== What to do ==
From the entries below, report how many lines contain the string "Topografi". Give only that number.

(begin)

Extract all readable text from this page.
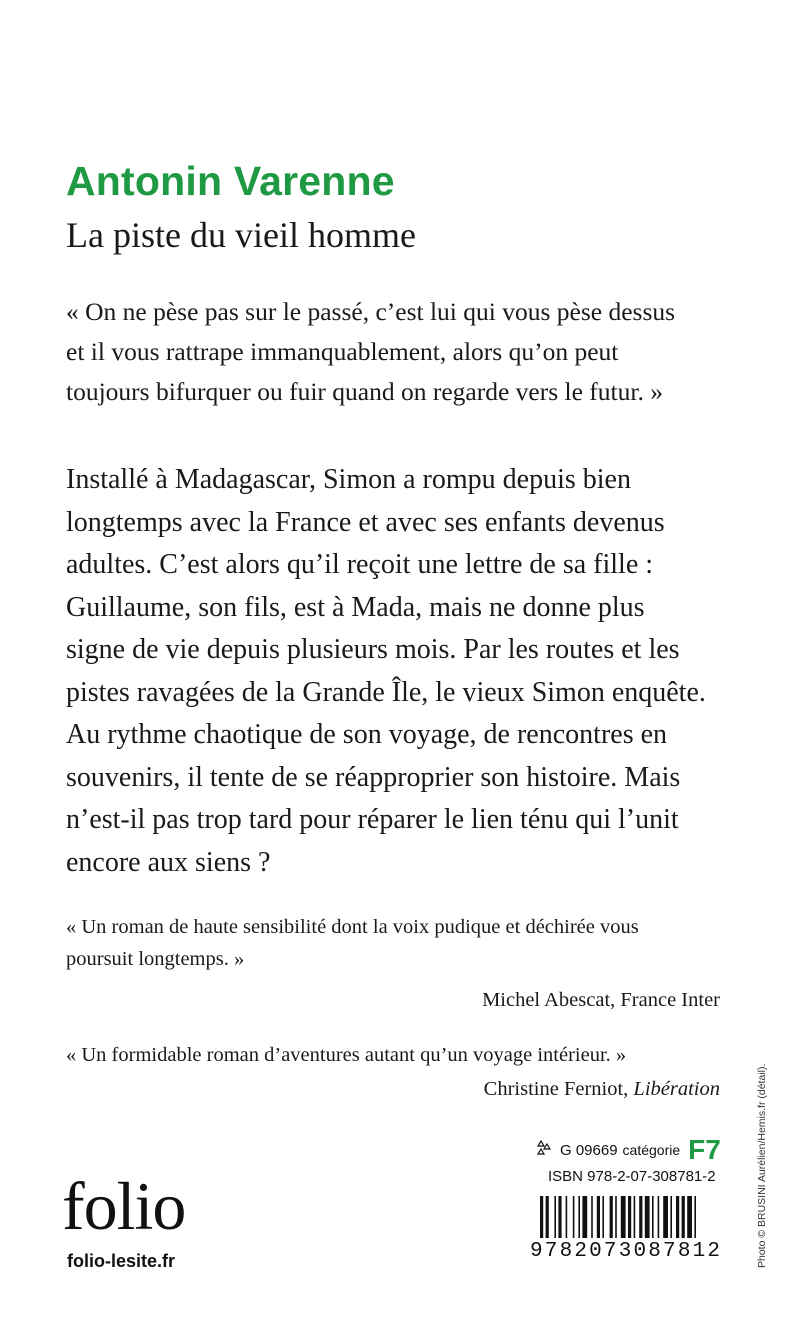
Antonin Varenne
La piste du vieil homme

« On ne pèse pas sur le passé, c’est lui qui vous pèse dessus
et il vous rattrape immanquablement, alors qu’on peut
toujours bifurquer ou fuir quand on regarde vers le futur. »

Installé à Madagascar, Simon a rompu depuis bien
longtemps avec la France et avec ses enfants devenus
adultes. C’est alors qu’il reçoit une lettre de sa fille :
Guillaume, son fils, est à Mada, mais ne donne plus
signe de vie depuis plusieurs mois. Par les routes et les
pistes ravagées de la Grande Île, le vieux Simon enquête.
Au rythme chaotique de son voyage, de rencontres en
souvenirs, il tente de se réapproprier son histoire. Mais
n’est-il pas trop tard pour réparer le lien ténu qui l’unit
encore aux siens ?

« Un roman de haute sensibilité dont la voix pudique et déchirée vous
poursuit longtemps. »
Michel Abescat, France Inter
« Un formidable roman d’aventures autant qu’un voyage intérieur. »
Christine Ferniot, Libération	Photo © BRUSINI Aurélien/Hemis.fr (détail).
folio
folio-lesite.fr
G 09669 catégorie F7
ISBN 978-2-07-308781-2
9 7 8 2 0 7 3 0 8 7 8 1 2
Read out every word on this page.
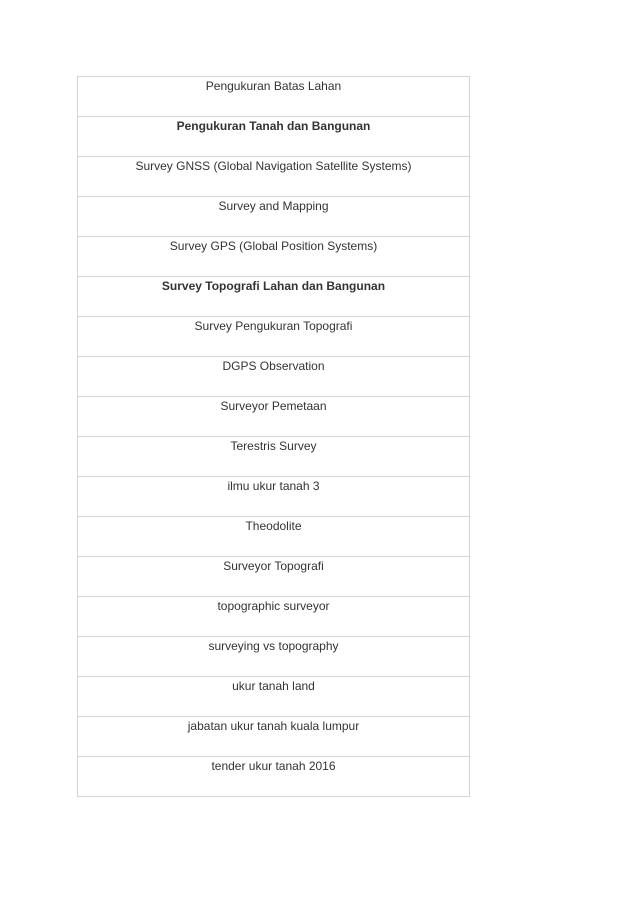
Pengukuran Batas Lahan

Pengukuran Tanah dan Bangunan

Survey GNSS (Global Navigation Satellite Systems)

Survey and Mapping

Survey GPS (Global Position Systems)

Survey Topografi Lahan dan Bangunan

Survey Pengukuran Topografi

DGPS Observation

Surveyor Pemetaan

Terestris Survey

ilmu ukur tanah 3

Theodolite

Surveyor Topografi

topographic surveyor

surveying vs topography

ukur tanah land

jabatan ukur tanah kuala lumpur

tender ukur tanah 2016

(end)

== Correct answer ==
3